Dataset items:
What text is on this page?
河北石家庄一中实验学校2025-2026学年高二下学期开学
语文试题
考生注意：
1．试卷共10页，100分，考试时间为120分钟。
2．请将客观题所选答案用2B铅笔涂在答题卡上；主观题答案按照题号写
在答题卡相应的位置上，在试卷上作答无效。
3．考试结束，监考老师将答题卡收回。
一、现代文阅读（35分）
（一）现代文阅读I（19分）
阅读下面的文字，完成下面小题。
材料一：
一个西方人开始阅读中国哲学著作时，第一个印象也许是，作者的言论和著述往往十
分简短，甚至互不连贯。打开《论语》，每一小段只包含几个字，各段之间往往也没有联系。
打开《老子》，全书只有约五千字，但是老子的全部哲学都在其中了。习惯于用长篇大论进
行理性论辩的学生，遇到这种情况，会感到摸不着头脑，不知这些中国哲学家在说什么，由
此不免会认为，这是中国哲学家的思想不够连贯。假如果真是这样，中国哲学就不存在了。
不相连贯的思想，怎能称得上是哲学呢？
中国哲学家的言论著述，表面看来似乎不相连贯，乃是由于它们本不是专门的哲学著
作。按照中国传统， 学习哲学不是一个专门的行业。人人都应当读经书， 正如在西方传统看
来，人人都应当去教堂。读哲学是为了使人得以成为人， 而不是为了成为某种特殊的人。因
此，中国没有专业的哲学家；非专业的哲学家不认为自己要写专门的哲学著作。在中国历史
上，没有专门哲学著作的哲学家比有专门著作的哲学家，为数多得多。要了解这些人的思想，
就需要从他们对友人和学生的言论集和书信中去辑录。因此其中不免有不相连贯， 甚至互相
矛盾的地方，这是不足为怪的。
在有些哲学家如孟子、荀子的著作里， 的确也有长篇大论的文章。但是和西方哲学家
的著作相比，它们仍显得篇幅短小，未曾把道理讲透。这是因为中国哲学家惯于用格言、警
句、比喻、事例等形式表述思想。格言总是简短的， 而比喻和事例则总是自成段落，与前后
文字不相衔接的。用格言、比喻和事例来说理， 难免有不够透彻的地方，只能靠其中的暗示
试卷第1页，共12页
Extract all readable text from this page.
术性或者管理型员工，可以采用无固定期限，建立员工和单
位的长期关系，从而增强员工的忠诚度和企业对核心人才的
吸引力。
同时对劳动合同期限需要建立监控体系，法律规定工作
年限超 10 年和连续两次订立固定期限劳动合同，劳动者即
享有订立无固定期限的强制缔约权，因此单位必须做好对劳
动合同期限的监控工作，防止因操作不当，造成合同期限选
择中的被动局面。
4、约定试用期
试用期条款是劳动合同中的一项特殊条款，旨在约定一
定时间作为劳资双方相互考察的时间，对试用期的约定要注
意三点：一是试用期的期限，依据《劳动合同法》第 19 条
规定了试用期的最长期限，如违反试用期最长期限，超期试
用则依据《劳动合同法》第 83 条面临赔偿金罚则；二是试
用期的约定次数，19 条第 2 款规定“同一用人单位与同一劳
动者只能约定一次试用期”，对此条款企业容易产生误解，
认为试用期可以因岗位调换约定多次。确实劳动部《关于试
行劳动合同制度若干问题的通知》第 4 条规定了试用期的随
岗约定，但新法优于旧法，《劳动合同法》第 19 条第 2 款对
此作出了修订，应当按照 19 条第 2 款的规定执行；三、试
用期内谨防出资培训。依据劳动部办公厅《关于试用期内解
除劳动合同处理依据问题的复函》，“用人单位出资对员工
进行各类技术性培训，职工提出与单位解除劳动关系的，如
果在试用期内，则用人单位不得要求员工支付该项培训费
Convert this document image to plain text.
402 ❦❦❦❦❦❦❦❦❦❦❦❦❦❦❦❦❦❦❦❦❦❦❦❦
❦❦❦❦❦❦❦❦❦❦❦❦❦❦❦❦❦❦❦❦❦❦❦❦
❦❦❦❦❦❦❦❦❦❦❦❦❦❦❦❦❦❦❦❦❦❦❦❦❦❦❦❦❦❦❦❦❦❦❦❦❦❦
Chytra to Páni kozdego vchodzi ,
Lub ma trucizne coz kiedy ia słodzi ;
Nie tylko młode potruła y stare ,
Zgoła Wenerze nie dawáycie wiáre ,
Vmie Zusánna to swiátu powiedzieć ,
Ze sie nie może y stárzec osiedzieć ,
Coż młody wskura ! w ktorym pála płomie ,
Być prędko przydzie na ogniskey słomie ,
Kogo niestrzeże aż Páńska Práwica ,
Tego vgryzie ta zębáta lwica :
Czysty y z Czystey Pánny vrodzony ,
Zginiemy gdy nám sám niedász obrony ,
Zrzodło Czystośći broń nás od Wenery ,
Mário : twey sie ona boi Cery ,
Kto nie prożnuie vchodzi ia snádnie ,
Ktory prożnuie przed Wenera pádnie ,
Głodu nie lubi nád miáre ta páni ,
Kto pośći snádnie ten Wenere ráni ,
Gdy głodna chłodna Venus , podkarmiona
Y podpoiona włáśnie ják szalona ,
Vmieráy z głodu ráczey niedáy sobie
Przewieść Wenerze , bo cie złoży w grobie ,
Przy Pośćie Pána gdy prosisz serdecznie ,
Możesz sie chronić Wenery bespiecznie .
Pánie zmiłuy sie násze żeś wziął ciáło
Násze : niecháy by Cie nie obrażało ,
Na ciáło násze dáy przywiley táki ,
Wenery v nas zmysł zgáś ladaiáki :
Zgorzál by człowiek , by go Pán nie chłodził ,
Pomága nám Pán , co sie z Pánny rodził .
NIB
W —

_SET TASK_
State the number of lines in the preceding entries that include the word "Wenerze". Provide nothing else.

_RESULT OF THIS EXERCISE_
2